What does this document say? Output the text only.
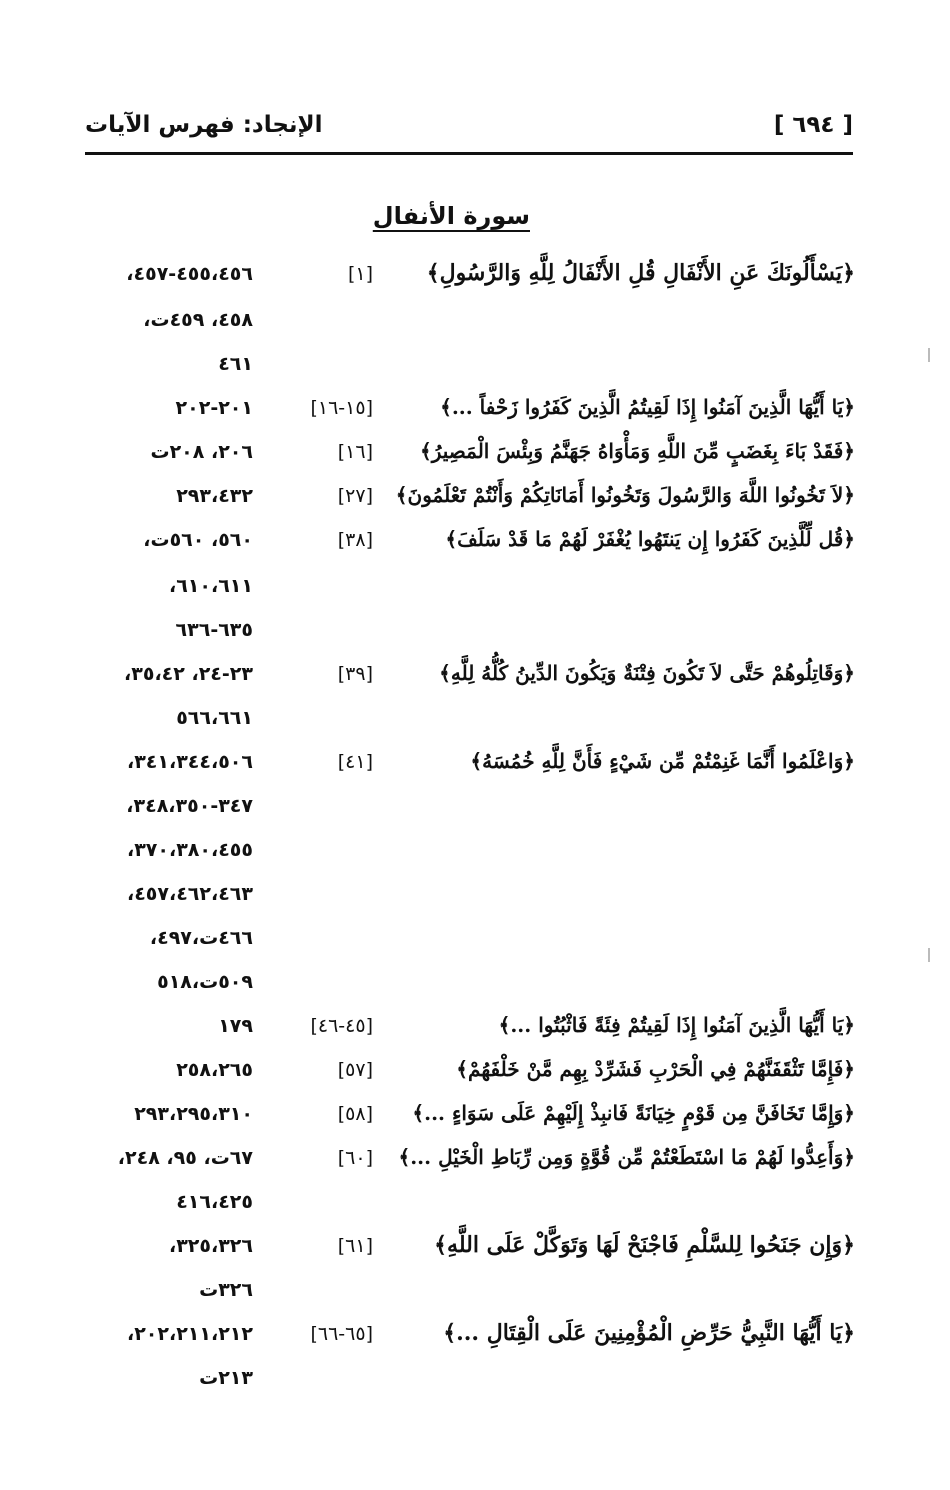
الإنجاد: فهرس الآيات	[ ٦٩٤ ]
سورة الأنفال
﴿يَسْأَلُونَكَ عَنِ الأَنْفَالِ قُلِ الأَنْفَالُ لِلَّهِ وَالرَّسُولِ﴾
[١]
٤٥٥،٤٥٦-٤٥٧،
٤٥٨، ٤٥٩ت،
٤٦١
﴿يَا أَيُّهَا الَّذِينَ آمَنُوا إِذَا لَقِيتُمُ الَّذِينَ كَفَرُوا زَحْفاً ...﴾
[١٥-١٦]
٢٠١-٢٠٢
﴿فَقَدْ بَاءَ بِغَضَبٍ مِّنَ اللَّهِ وَمَأْوَاهُ جَهَنَّمُ وَبِئْسَ الْمَصِيرُ﴾
[١٦]
٢٠٦، ٢٠٨ت
﴿لاَ تَخُونُوا اللَّهَ وَالرَّسُولَ وَتَخُونُوا أَمَانَاتِكُمْ وَأَنْتُمْ تَعْلَمُونَ﴾
[٢٧]
٢٩٣،٤٣٢
﴿قُل لِّلَّذِينَ كَفَرُوا إِن يَنتَهُوا يُغْفَرْ لَهُمْ مَا قَدْ سَلَفَ﴾
[٣٨]
٥٦٠، ٥٦٠ت،
٦١٠،٦١١،
٦٣٥-٦٣٦
﴿وَقَاتِلُوهُمْ حَتَّى لاَ تَكُونَ فِتْنَةٌ وَيَكُونَ الدِّينُ كُلُّهُ لِلَّهِ﴾
[٣٩]
٢٣-٢٤، ٣٥،٤٢،
٥٦٦،٦٦١
﴿وَاعْلَمُوا أَنَّمَا غَنِمْتُمْ مِّن شَيْءٍ فَأَنَّ لِلَّهِ خُمُسَهُ﴾
[٤١]
٣٤١،٣٤٤،٥٠٦،
٣٤٧-٣٤٨،٣٥٠،
٣٧٠،٣٨٠،٤٥٥،
٤٥٧،٤٦٢،٤٦٣،
٤٦٦ت،٤٩٧،
٥٠٩ت،٥١٨
﴿يَا أَيُّهَا الَّذِينَ آمَنُوا إِذَا لَقِيتُمْ فِئَةً فَاثْبُتُوا ...﴾
[٤٥-٤٦]
١٧٩
﴿فَإِمَّا تَثْقَفَنَّهُمْ فِي الْحَرْبِ فَشَرِّدْ بِهِم مَّنْ خَلْفَهُمْ﴾
[٥٧]
٢٥٨،٢٦٥
﴿وَإِمَّا تَخَافَنَّ مِن قَوْمٍ خِيَانَةً فَانبِذْ إِلَيْهِمْ عَلَى سَوَاءٍ ...﴾
[٥٨]
٢٩٣،٢٩٥،٣١٠
﴿وَأَعِدُّوا لَهُمْ مَا اسْتَطَعْتُمْ مِّن قُوَّةٍ وَمِن رِّبَاطِ الْخَيْلِ ...﴾
[٦٠]
٦٧ت، ٩٥، ٢٤٨،
٤١٦،٤٢٥
﴿وَإِن جَنَحُوا لِلسَّلْمِ فَاجْنَحْ لَهَا وَتَوَكَّلْ عَلَى اللَّهِ﴾
[٦١]
٣٢٥،٣٢٦،
٣٢٦ت
﴿يَا أَيُّهَا النَّبِيُّ حَرِّضِ الْمُؤْمِنِينَ عَلَى الْقِتَالِ ...﴾
[٦٥-٦٦]
٢٠٢،٢١١،٢١٢،
٢١٣ت
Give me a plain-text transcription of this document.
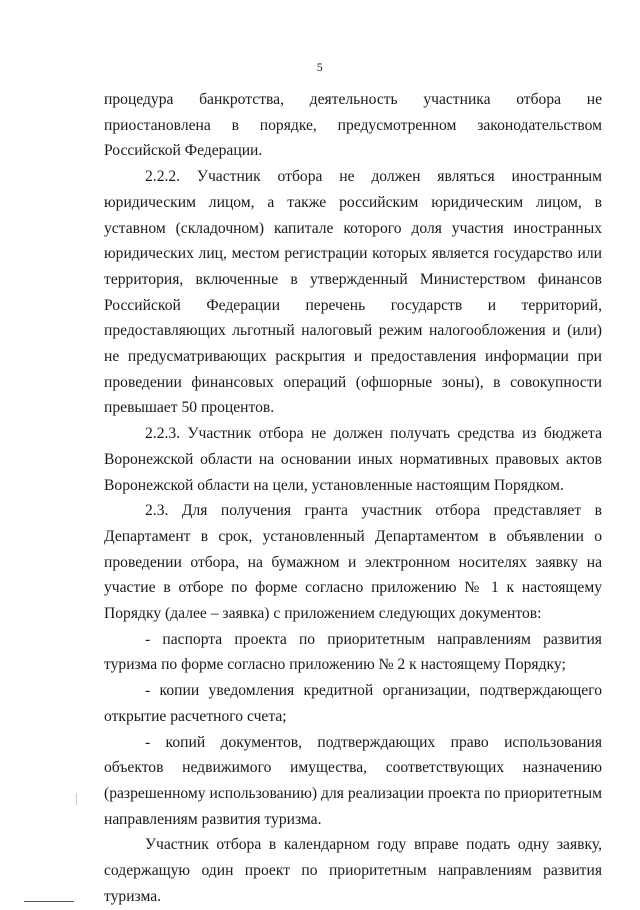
5

процедура банкротства, деятельность участника отбора не приостановлена в порядке, предусмотренном законодательством Российской Федерации.

2.2.2. Участник отбора не должен являться иностранным юридическим лицом, а также российским юридическим лицом, в уставном (складочном) капитале которого доля участия иностранных юридических лиц, местом регистрации которых является государство или территория, включенные в утвержденный Министерством финансов Российской Федерации перечень государств и территорий, предоставляющих льготный налоговый режим налогообложения и (или) не предусматривающих раскрытия и предоставления информации при проведении финансовых операций (офшорные зоны), в совокупности превышает 50 процентов.

2.2.3. Участник отбора не должен получать средства из бюджета Воронежской области на основании иных нормативных правовых актов Воронежской области на цели, установленные настоящим Порядком.

2.3. Для получения гранта участник отбора представляет в Департамент в срок, установленный Департаментом в объявлении о проведении отбора, на бумажном и электронном носителях заявку на участие в отборе по форме согласно приложению № 1 к настоящему Порядку (далее – заявка) с приложением следующих документов:

- паспорта проекта по приоритетным направлениям развития туризма по форме согласно приложению № 2 к настоящему Порядку;

- копии уведомления кредитной организации, подтверждающего открытие расчетного счета;

- копий документов, подтверждающих право использования объектов недвижимого имущества, соответствующих назначению (разрешенному использованию) для реализации проекта по приоритетным направлениям развития туризма.

Участник отбора в календарном году вправе подать одну заявку, содержащую один проект по приоритетным направлениям развития туризма.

######

Which lines hold the string "отбора"? Copy all of them from the data above.

процедура банкротства, деятельность участника отбора не приостановлена в порядке, предусмотренном законодательством Российской Федерации.
2.2.2. Участник отбора не должен являться иностранным юридическим лицом, а также российским юридическим лицом, в уставном (складочном) капитале которого доля участия иностранных юридических лиц, местом регистрации которых является государство или территория, включенные в утвержденный Министерством финансов Российской Федерации перечень государств и территорий, предоставляющих льготный налоговый режим налогообложения и (или) не предусматривающих раскрытия и предоставления информации при проведении финансовых операций (офшорные зоны), в совокупности превышает 50 процентов.
2.2.3. Участник отбора не должен получать средства из бюджета Воронежской области на основании иных нормативных правовых актов Воронежской области на цели, установленные настоящим Порядком.
2.3. Для получения гранта участник отбора представляет в Департамент в срок, установленный Департаментом в объявлении о проведении отбора, на бумажном и электронном носителях заявку на участие в отборе по форме согласно приложению № 1 к настоящему Порядку (далее – заявка) с приложением следующих документов:
Участник отбора в календарном году вправе подать одну заявку, содержащую один проект по приоритетным направлениям развития туризма.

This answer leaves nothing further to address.